— GIVEN TASK —
Could every line of the data be printed exactly as it reads?

Stored data:
START
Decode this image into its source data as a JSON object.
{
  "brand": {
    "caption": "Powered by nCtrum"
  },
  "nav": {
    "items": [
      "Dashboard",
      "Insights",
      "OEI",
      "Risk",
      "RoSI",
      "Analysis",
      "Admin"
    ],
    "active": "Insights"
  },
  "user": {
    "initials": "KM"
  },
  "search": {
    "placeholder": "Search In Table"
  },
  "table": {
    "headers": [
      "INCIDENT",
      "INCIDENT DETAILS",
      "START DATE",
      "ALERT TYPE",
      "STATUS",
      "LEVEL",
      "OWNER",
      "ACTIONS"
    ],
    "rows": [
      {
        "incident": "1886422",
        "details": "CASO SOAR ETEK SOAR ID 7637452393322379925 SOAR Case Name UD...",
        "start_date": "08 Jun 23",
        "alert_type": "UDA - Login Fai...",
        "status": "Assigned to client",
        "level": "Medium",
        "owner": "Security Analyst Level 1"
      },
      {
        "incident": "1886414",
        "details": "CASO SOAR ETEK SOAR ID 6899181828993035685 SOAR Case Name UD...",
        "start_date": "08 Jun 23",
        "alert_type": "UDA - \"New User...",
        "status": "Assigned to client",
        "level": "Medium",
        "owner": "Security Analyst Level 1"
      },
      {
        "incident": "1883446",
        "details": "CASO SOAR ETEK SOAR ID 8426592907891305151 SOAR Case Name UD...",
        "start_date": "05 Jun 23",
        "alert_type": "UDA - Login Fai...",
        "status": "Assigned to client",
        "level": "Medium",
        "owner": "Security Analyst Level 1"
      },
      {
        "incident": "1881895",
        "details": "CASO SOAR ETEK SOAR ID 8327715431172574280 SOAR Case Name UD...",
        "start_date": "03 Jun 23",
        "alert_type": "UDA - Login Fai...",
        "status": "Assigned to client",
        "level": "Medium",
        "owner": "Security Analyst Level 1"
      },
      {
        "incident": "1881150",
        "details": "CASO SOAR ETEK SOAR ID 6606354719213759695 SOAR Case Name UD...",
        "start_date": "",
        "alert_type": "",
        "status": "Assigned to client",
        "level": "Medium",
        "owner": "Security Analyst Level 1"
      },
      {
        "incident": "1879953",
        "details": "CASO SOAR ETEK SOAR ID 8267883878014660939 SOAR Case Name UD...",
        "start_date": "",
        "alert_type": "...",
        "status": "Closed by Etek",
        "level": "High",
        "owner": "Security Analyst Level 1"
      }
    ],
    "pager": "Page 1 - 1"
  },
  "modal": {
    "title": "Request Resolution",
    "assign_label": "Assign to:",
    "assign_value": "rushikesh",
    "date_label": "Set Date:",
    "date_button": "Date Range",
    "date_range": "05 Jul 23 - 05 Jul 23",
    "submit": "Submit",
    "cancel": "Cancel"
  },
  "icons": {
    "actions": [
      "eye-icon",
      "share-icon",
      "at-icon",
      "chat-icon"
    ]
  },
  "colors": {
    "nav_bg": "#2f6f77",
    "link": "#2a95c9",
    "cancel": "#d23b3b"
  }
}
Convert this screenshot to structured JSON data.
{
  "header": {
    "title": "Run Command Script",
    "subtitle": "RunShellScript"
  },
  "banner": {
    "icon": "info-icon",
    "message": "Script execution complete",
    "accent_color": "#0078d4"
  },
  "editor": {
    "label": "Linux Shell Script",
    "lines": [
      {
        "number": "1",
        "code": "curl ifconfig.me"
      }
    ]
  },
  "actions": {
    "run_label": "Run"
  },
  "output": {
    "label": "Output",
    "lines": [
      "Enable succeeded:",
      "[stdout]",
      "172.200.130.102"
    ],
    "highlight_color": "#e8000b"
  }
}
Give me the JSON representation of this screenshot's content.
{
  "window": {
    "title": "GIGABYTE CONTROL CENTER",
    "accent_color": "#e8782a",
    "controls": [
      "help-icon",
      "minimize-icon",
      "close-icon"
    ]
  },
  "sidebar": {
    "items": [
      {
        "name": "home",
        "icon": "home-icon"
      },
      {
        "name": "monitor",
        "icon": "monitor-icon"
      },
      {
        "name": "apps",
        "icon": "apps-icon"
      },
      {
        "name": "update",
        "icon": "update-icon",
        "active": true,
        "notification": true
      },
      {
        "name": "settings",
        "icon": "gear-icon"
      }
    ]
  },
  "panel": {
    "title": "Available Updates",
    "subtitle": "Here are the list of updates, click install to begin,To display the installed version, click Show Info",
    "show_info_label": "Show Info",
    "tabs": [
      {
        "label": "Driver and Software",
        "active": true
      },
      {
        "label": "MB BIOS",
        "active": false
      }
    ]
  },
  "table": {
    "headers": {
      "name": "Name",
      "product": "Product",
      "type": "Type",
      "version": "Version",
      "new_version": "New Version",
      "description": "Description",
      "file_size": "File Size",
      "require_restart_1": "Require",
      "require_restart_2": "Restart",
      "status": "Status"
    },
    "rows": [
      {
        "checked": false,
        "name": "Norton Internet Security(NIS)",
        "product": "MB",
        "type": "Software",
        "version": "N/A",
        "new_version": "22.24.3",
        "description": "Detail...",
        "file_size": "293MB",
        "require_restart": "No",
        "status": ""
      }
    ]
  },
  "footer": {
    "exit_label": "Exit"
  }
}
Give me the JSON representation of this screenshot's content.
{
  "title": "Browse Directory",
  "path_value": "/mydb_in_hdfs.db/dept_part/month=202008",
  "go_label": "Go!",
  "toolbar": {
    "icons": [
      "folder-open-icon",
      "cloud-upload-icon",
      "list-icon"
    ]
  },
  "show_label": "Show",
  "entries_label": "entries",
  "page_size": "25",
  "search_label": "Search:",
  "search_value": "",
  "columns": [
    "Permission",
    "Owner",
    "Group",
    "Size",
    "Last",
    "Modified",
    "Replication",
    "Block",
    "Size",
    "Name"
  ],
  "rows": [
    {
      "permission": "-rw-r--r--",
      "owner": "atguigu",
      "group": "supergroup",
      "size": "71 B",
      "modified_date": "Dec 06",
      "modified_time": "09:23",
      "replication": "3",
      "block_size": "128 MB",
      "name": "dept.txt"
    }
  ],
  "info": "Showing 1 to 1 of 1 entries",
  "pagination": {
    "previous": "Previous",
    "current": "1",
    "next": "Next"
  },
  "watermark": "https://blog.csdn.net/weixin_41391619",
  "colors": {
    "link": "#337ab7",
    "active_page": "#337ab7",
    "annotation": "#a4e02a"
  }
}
END
— CORRECT ANSWER —
Decode this image into its source data as a JSON object.
{
  "brand": {
    "caption": "Powered by nCtrum"
  },
  "nav": {
    "items": [
      "Dashboard",
      "Insights",
      "OEI",
      "Risk",
      "RoSI",
      "Analysis",
      "Admin"
    ],
    "active": "Insights"
  },
  "user": {
    "initials": "KM"
  },
  "search": {
    "placeholder": "Search In Table"
  },
  "table": {
    "headers": [
      "INCIDENT",
      "INCIDENT DETAILS",
      "START DATE",
      "ALERT TYPE",
      "STATUS",
      "LEVEL",
      "OWNER",
      "ACTIONS"
    ],
    "rows": [
      {
        "incident": "1886422",
        "details": "CASO SOAR ETEK SOAR ID 7637452393322379925 SOAR Case Name UD...",
        "start_date": "08 Jun 23",
        "alert_type": "UDA - Login Fai...",
        "status": "Assigned to client",
        "level": "Medium",
        "owner": "Security Analyst Level 1"
      },
      {
        "incident": "1886414",
        "details": "CASO SOAR ETEK SOAR ID 6899181828993035685 SOAR Case Name UD...",
        "start_date": "08 Jun 23",
        "alert_type": "UDA - \"New User...",
        "status": "Assigned to client",
        "level": "Medium",
        "owner": "Security Analyst Level 1"
      },
      {
        "incident": "1883446",
        "details": "CASO SOAR ETEK SOAR ID 8426592907891305151 SOAR Case Name UD...",
        "start_date": "05 Jun 23",
        "alert_type": "UDA - Login Fai...",
        "status": "Assigned to client",
        "level": "Medium",
        "owner": "Security Analyst Level 1"
      },
      {
        "incident": "1881895",
        "details": "CASO SOAR ETEK SOAR ID 8327715431172574280 SOAR Case Name UD...",
        "start_date": "03 Jun 23",
        "alert_type": "UDA - Login Fai...",
        "status": "Assigned to client",
        "level": "Medium",
        "owner": "Security Analyst Level 1"
      },
      {
        "incident": "1881150",
        "details": "CASO SOAR ETEK SOAR ID 6606354719213759695 SOAR Case Name UD...",
        "start_date": "",
        "alert_type": "",
        "status": "Assigned to client",
        "level": "Medium",
        "owner": "Security Analyst Level 1"
      },
      {
        "incident": "1879953",
        "details": "CASO SOAR ETEK SOAR ID 8267883878014660939 SOAR Case Name UD...",
        "start_date": "",
        "alert_type": "...",
        "status": "Closed by Etek",
        "level": "High",
        "owner": "Security Analyst Level 1"
      }
    ],
    "pager": "Page 1 - 1"
  },
  "modal": {
    "title": "Request Resolution",
    "assign_label": "Assign to:",
    "assign_value": "rushikesh",
    "date_label": "Set Date:",
    "date_button": "Date Range",
    "date_range": "05 Jul 23 - 05 Jul 23",
    "submit": "Submit",
    "cancel": "Cancel"
  },
  "icons": {
    "actions": [
      "eye-icon",
      "share-icon",
      "at-icon",
      "chat-icon"
    ]
  },
  "colors": {
    "nav_bg": "#2f6f77",
    "link": "#2a95c9",
    "cancel": "#d23b3b"
  }
}
Convert this screenshot to structured JSON data.
{
  "header": {
    "title": "Run Command Script",
    "subtitle": "RunShellScript"
  },
  "banner": {
    "icon": "info-icon",
    "message": "Script execution complete",
    "accent_color": "#0078d4"
  },
  "editor": {
    "label": "Linux Shell Script",
    "lines": [
      {
        "number": "1",
        "code": "curl ifconfig.me"
      }
    ]
  },
  "actions": {
    "run_label": "Run"
  },
  "output": {
    "label": "Output",
    "lines": [
      "Enable succeeded:",
      "[stdout]",
      "172.200.130.102"
    ],
    "highlight_color": "#e8000b"
  }
}
Give me the JSON representation of this screenshot's content.
{
  "window": {
    "title": "GIGABYTE CONTROL CENTER",
    "accent_color": "#e8782a",
    "controls": [
      "help-icon",
      "minimize-icon",
      "close-icon"
    ]
  },
  "sidebar": {
    "items": [
      {
        "name": "home",
        "icon": "home-icon"
      },
      {
        "name": "monitor",
        "icon": "monitor-icon"
      },
      {
        "name": "apps",
        "icon": "apps-icon"
      },
      {
        "name": "update",
        "icon": "update-icon",
        "active": true,
        "notification": true
      },
      {
        "name": "settings",
        "icon": "gear-icon"
      }
    ]
  },
  "panel": {
    "title": "Available Updates",
    "subtitle": "Here are the list of updates, click install to begin,To display the installed version, click Show Info",
    "show_info_label": "Show Info",
    "tabs": [
      {
        "label": "Driver and Software",
        "active": true
      },
      {
        "label": "MB BIOS",
        "active": false
      }
    ]
  },
  "table": {
    "headers": {
      "name": "Name",
      "product": "Product",
      "type": "Type",
      "version": "Version",
      "new_version": "New Version",
      "description": "Description",
      "file_size": "File Size",
      "require_restart_1": "Require",
      "require_restart_2": "Restart",
      "status": "Status"
    },
    "rows": [
      {
        "checked": false,
        "name": "Norton Internet Security(NIS)",
        "product": "MB",
        "type": "Software",
        "version": "N/A",
        "new_version": "22.24.3",
        "description": "Detail...",
        "file_size": "293MB",
        "require_restart": "No",
        "status": ""
      }
    ]
  },
  "footer": {
    "exit_label": "Exit"
  }
}
Give me the JSON representation of this screenshot's content.
{
  "title": "Browse Directory",
  "path_value": "/mydb_in_hdfs.db/dept_part/month=202008",
  "go_label": "Go!",
  "toolbar": {
    "icons": [
      "folder-open-icon",
      "cloud-upload-icon",
      "list-icon"
    ]
  },
  "show_label": "Show",
  "entries_label": "entries",
  "page_size": "25",
  "search_label": "Search:",
  "search_value": "",
  "columns": [
    "Permission",
    "Owner",
    "Group",
    "Size",
    "Last",
    "Modified",
    "Replication",
    "Block",
    "Size",
    "Name"
  ],
  "rows": [
    {
      "permission": "-rw-r--r--",
      "owner": "atguigu",
      "group": "supergroup",
      "size": "71 B",
      "modified_date": "Dec 06",
      "modified_time": "09:23",
      "replication": "3",
      "block_size": "128 MB",
      "name": "dept.txt"
    }
  ],
  "info": "Showing 1 to 1 of 1 entries",
  "pagination": {
    "previous": "Previous",
    "current": "1",
    "next": "Next"
  },
  "watermark": "https://blog.csdn.net/weixin_41391619",
  "colors": {
    "link": "#337ab7",
    "active_page": "#337ab7",
    "annotation": "#a4e02a"
  }
}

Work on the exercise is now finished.